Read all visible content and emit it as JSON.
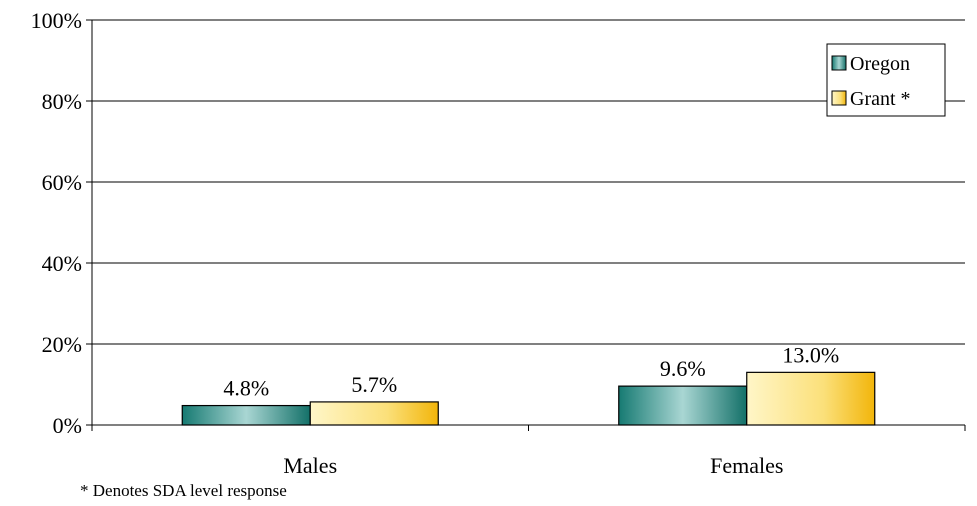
{
  "chart_data": {
    "type": "bar",
    "categories": [
      "Males",
      "Females"
    ],
    "series": [
      {
        "name": "Oregon",
        "values": [
          4.8,
          9.6
        ],
        "labels": [
          "4.8%",
          "9.6%"
        ],
        "color": "#2e8b84"
      },
      {
        "name": "Grant *",
        "values": [
          5.7,
          13.0
        ],
        "labels": [
          "5.7%",
          "13.0%"
        ],
        "color": "#f5c21b"
      }
    ],
    "ylim": [
      0,
      100
    ],
    "yticks": [
      0,
      20,
      40,
      60,
      80,
      100
    ],
    "ytick_labels": [
      "0%",
      "20%",
      "40%",
      "60%",
      "80%",
      "100%"
    ],
    "grid": true,
    "legend_position": "top-right",
    "footnote": "* Denotes SDA level response"
  }
}
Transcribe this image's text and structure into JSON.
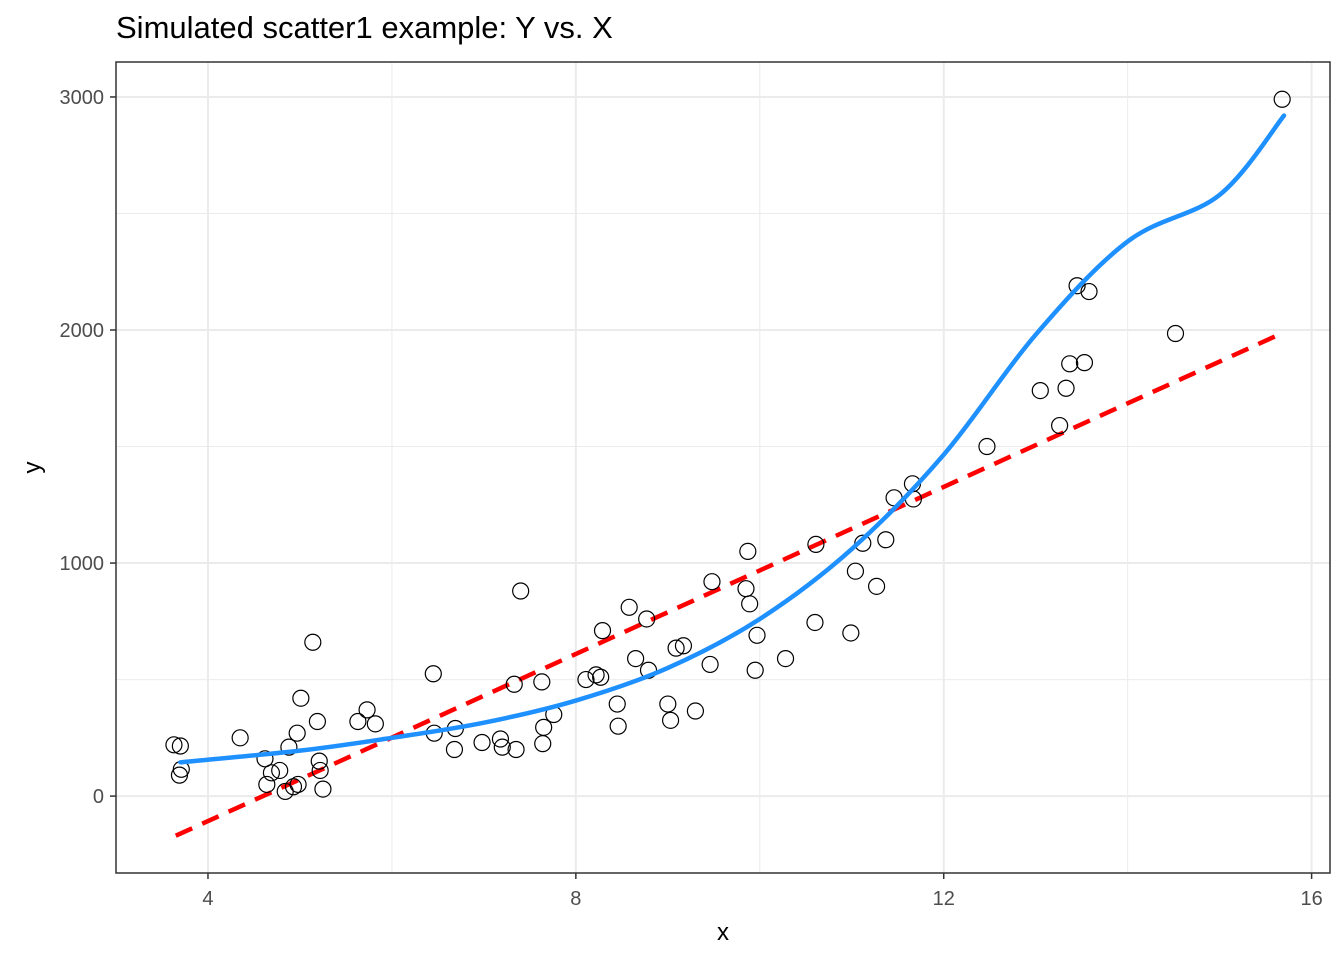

- Instructions to follow -
Quote every line of the records above exactly; no picture is to be copied.

- Reply to the task -
Read all visible content and emit it as JSON.
{
  "chart_data": {
    "type": "bar",
    "categories": [
      "Males",
      "Females"
    ],
    "series": [
      {
        "name": "Oregon",
        "values": [
          4.8,
          9.6
        ],
        "labels": [
          "4.8%",
          "9.6%"
        ],
        "color": "#2e8b84"
      },
      {
        "name": "Grant *",
        "values": [
          5.7,
          13.0
        ],
        "labels": [
          "5.7%",
          "13.0%"
        ],
        "color": "#f5c21b"
      }
    ],
    "ylim": [
      0,
      100
    ],
    "yticks": [
      0,
      20,
      40,
      60,
      80,
      100
    ],
    "ytick_labels": [
      "0%",
      "20%",
      "40%",
      "60%",
      "80%",
      "100%"
    ],
    "grid": true,
    "legend_position": "top-right",
    "footnote": "* Denotes SDA level response"
  }
}
Transcribe this image's text and structure into JSON.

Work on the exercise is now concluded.